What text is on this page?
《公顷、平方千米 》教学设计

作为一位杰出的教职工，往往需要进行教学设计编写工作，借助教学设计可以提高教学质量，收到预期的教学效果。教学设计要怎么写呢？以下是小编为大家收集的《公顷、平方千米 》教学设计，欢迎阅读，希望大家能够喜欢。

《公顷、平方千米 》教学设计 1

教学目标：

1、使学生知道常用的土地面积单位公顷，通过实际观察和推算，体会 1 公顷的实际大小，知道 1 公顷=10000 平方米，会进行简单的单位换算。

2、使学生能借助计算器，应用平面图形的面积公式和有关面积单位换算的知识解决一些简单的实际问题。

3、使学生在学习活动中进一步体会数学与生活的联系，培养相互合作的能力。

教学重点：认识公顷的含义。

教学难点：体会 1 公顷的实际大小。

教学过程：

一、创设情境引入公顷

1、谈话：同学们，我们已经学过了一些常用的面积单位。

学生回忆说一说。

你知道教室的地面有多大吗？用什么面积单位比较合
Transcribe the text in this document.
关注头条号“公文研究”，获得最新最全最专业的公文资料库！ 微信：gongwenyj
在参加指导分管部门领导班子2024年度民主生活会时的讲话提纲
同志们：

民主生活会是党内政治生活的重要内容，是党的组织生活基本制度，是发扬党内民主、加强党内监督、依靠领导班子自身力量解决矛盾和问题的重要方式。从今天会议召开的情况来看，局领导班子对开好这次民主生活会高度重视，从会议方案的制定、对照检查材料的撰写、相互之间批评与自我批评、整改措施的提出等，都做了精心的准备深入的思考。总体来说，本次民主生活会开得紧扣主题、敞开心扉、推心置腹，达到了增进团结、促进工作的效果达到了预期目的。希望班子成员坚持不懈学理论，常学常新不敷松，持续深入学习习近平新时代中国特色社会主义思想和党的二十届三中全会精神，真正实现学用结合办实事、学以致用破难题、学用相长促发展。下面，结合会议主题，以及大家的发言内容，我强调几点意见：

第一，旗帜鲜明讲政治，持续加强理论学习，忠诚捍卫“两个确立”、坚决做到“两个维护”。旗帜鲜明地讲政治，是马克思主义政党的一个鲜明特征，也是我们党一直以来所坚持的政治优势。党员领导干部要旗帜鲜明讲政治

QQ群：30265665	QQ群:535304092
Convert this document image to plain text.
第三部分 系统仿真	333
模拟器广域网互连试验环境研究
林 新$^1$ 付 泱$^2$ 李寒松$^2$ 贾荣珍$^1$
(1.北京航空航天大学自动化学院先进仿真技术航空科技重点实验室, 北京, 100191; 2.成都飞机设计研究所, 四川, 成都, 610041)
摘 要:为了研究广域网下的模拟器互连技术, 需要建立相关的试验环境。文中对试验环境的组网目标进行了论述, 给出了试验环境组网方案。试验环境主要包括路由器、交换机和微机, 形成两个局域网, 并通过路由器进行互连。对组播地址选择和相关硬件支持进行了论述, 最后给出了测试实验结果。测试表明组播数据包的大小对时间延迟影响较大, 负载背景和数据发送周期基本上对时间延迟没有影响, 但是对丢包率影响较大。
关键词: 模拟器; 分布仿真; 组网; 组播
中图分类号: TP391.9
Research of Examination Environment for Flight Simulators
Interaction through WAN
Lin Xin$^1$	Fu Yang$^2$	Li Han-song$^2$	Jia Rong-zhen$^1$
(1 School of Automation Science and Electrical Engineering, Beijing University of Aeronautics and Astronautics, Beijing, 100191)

+ + + +

■ What the task asks ■
Quote verbatim the line containing "Transcribe the text in this document." and every line after it through the end of the records above.

■ Answer for the task ■
Transcribe the text in this document.
关注头条号“公文研究”，获得最新最全最专业的公文资料库！ 微信：gongwenyj
在参加指导分管部门领导班子2024年度民主生活会时的讲话提纲
同志们：

民主生活会是党内政治生活的重要内容，是党的组织生活基本制度，是发扬党内民主、加强党内监督、依靠领导班子自身力量解决矛盾和问题的重要方式。从今天会议召开的情况来看，局领导班子对开好这次民主生活会高度重视，从会议方案的制定、对照检查材料的撰写、相互之间批评与自我批评、整改措施的提出等，都做了精心的准备深入的思考。总体来说，本次民主生活会开得紧扣主题、敞开心扉、推心置腹，达到了增进团结、促进工作的效果达到了预期目的。希望班子成员坚持不懈学理论，常学常新不敷松，持续深入学习习近平新时代中国特色社会主义思想和党的二十届三中全会精神，真正实现学用结合办实事、学以致用破难题、学用相长促发展。下面，结合会议主题，以及大家的发言内容，我强调几点意见：

第一，旗帜鲜明讲政治，持续加强理论学习，忠诚捍卫“两个确立”、坚决做到“两个维护”。旗帜鲜明地讲政治，是马克思主义政党的一个鲜明特征，也是我们党一直以来所坚持的政治优势。党员领导干部要旗帜鲜明讲政治

QQ群：30265665	QQ群:535304092
Convert this document image to plain text.
第三部分 系统仿真	333
模拟器广域网互连试验环境研究
林 新$^1$ 付 泱$^2$ 李寒松$^2$ 贾荣珍$^1$
(1.北京航空航天大学自动化学院先进仿真技术航空科技重点实验室, 北京, 100191; 2.成都飞机设计研究所, 四川, 成都, 610041)
摘 要:为了研究广域网下的模拟器互连技术, 需要建立相关的试验环境。文中对试验环境的组网目标进行了论述, 给出了试验环境组网方案。试验环境主要包括路由器、交换机和微机, 形成两个局域网, 并通过路由器进行互连。对组播地址选择和相关硬件支持进行了论述, 最后给出了测试实验结果。测试表明组播数据包的大小对时间延迟影响较大, 负载背景和数据发送周期基本上对时间延迟没有影响, 但是对丢包率影响较大。
关键词: 模拟器; 分布仿真; 组网; 组播
中图分类号: TP391.9
Research of Examination Environment for Flight Simulators
Interaction through WAN
Lin Xin$^1$	Fu Yang$^2$	Li Han-song$^2$	Jia Rong-zhen$^1$
(1 School of Automation Science and Electrical Engineering, Beijing University of Aeronautics and Astronautics, Beijing, 100191)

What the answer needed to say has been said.